**Working data:**
::::
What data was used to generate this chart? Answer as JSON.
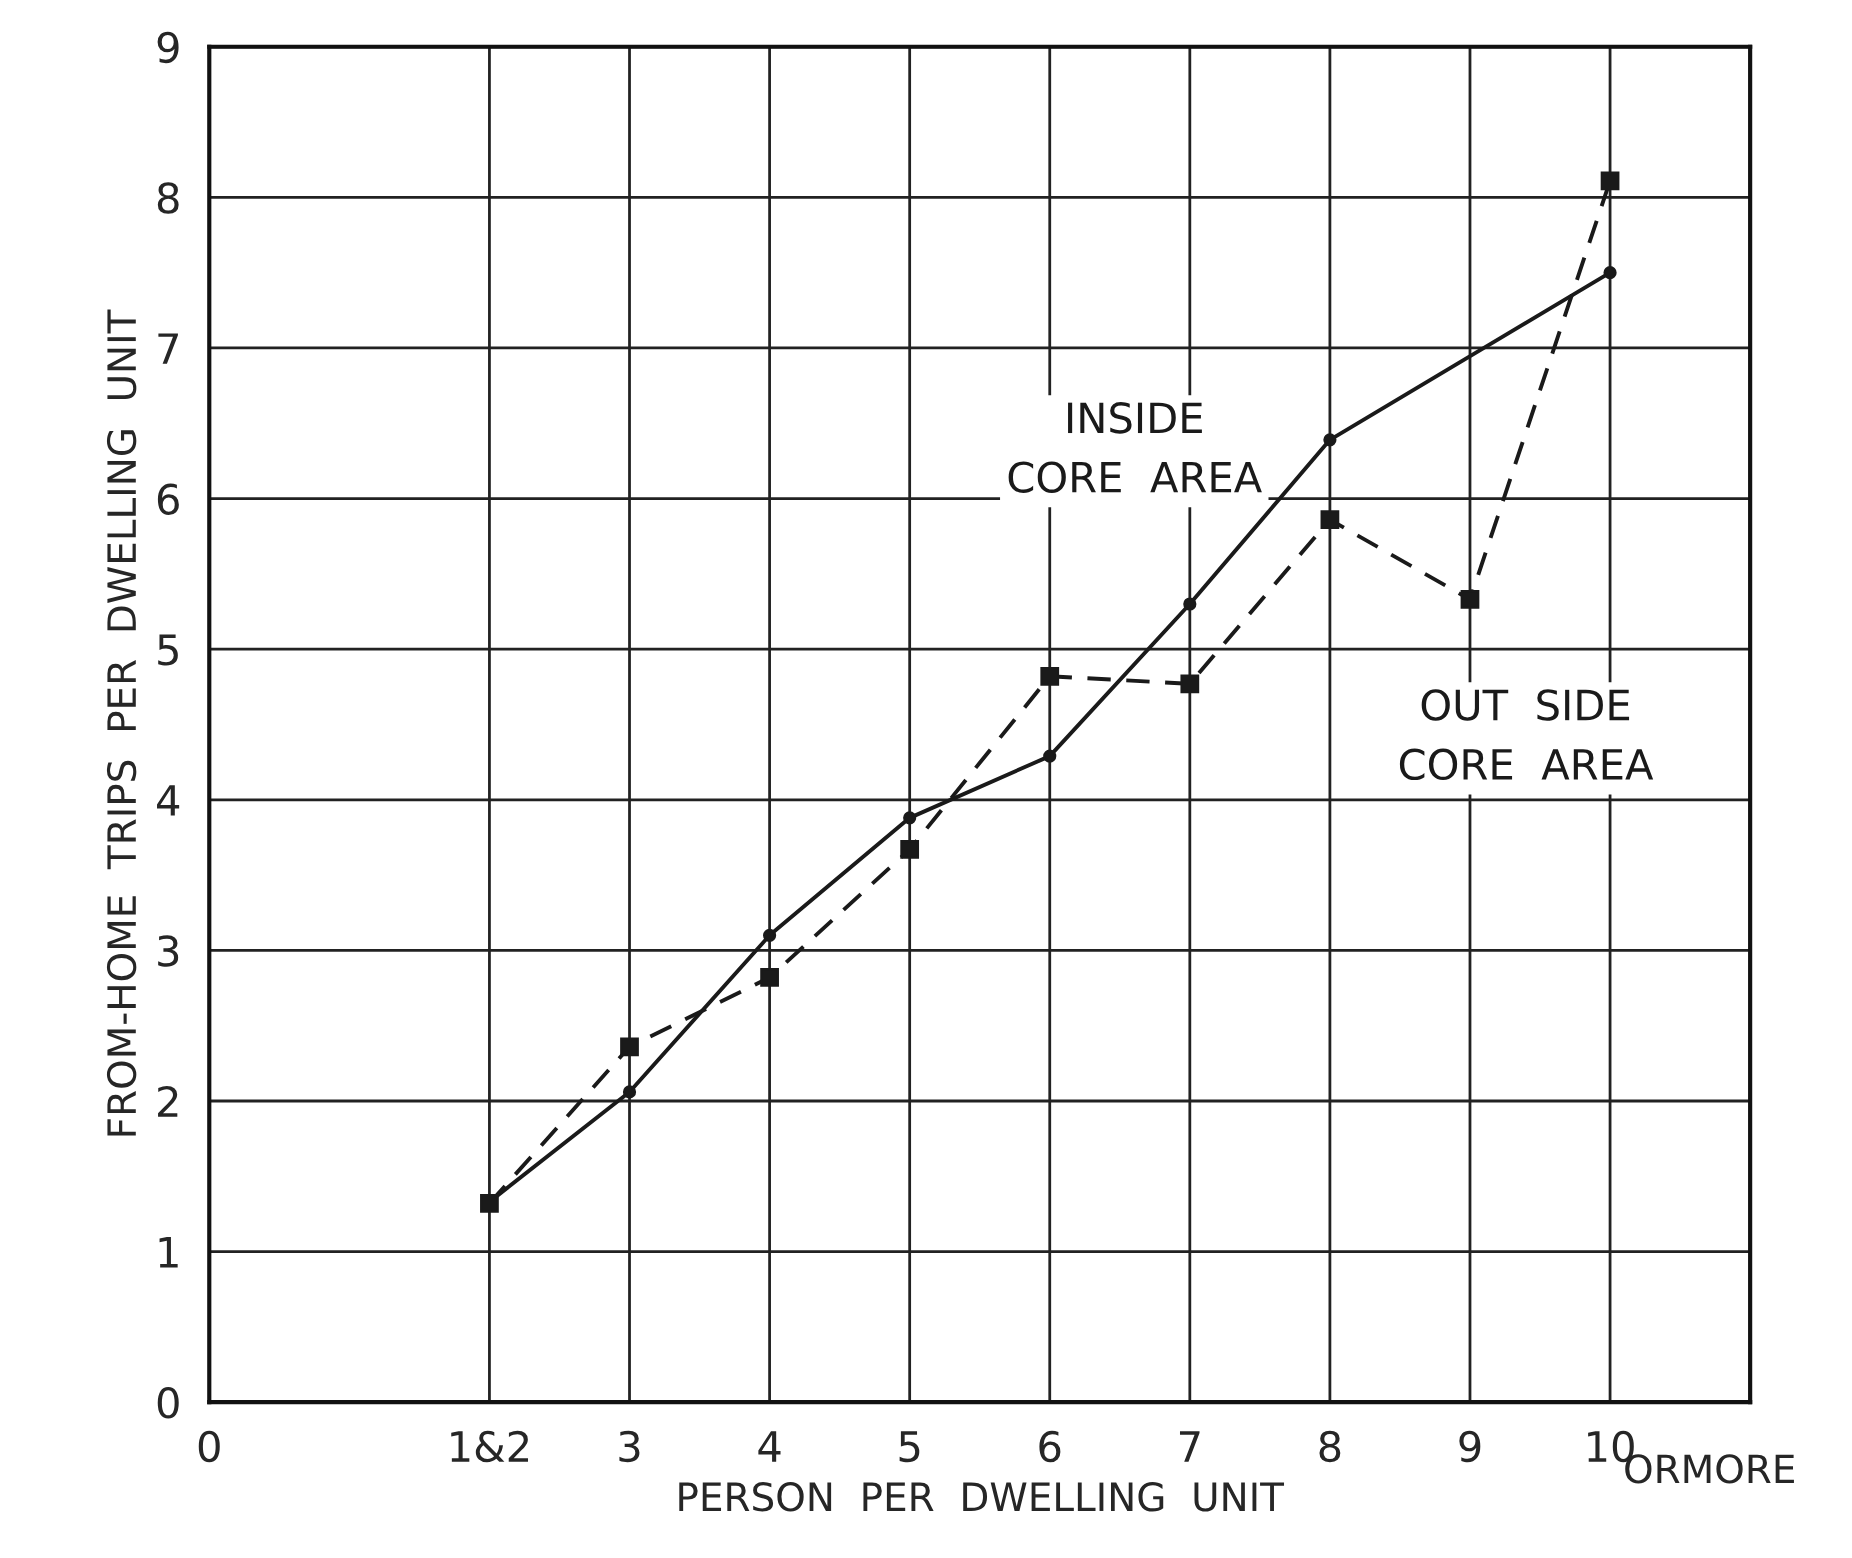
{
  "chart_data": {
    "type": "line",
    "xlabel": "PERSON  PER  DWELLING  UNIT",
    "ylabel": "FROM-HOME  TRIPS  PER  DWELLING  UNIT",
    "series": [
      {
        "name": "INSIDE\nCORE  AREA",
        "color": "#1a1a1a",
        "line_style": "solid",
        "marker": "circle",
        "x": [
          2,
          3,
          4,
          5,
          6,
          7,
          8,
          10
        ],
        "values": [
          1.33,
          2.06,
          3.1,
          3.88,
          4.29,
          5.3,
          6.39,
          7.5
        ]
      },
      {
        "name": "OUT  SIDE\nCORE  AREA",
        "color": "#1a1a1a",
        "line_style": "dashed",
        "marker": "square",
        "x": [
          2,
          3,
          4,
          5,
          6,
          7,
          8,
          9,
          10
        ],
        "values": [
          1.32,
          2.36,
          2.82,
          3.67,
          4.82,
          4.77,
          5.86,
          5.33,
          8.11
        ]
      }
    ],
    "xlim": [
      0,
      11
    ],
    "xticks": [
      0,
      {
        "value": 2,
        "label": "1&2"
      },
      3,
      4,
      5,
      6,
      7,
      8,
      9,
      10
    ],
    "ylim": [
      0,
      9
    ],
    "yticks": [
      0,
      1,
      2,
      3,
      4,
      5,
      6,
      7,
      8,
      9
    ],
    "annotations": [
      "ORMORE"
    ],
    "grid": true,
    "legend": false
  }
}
::::
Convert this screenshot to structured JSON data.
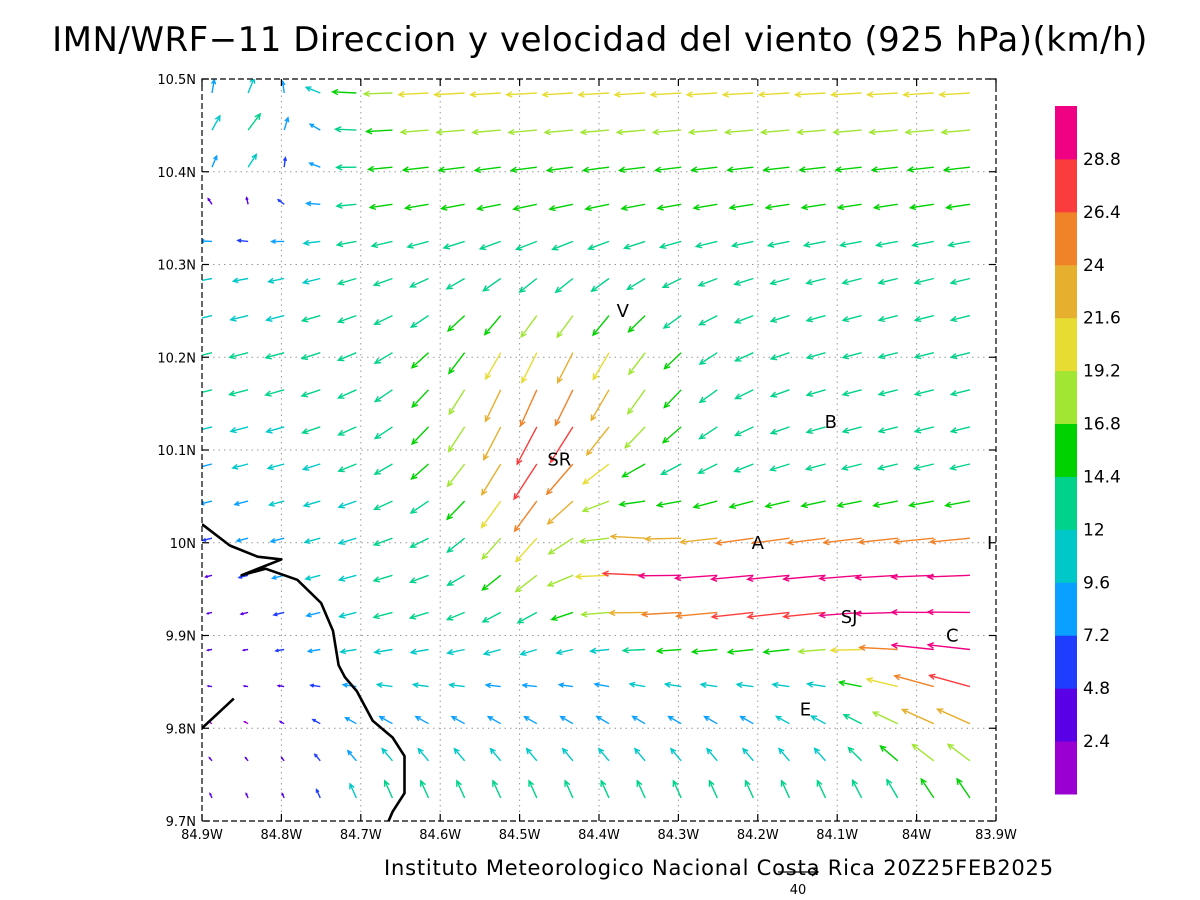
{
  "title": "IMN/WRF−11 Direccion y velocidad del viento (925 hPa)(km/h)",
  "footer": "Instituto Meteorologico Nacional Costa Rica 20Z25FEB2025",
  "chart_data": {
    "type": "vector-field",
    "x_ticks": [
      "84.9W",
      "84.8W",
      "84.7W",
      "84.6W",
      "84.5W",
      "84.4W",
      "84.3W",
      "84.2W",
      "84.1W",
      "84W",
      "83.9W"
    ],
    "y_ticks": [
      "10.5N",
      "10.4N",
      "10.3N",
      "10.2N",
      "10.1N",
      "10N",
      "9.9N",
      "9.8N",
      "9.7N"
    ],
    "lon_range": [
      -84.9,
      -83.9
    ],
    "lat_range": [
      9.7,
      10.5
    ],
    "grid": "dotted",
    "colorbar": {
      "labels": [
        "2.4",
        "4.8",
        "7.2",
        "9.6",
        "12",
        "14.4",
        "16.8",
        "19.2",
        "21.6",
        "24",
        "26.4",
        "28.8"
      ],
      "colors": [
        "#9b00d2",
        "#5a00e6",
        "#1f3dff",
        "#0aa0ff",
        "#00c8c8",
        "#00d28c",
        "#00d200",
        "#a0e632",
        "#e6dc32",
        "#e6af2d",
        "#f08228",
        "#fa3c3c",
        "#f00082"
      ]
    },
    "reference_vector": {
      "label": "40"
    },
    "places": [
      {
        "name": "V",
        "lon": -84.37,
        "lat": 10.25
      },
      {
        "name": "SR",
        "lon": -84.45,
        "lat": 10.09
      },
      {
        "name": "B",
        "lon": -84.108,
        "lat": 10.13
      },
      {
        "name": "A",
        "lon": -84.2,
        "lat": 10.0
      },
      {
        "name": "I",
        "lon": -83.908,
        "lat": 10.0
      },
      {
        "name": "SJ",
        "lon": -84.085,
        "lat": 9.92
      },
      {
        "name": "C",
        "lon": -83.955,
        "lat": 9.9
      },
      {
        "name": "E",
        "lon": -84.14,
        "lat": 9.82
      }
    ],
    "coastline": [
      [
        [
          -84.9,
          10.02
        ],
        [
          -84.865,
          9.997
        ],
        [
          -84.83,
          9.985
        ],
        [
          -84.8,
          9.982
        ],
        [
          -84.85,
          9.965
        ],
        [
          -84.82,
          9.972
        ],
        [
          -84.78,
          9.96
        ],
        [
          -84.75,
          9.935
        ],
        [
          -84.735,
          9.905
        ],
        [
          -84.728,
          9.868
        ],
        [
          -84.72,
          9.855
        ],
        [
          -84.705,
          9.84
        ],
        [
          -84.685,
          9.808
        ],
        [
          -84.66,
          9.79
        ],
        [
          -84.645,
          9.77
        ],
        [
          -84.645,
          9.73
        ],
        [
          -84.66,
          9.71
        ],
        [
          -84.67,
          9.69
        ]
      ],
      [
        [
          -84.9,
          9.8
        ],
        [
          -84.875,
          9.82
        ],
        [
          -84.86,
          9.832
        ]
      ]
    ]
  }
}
::::
**Task objective:** Copy all lines from the material that contain "JSON".

**Written answer:**
What data was used to generate this chart? Answer as JSON.
Convert this screenshot to structured JSON data.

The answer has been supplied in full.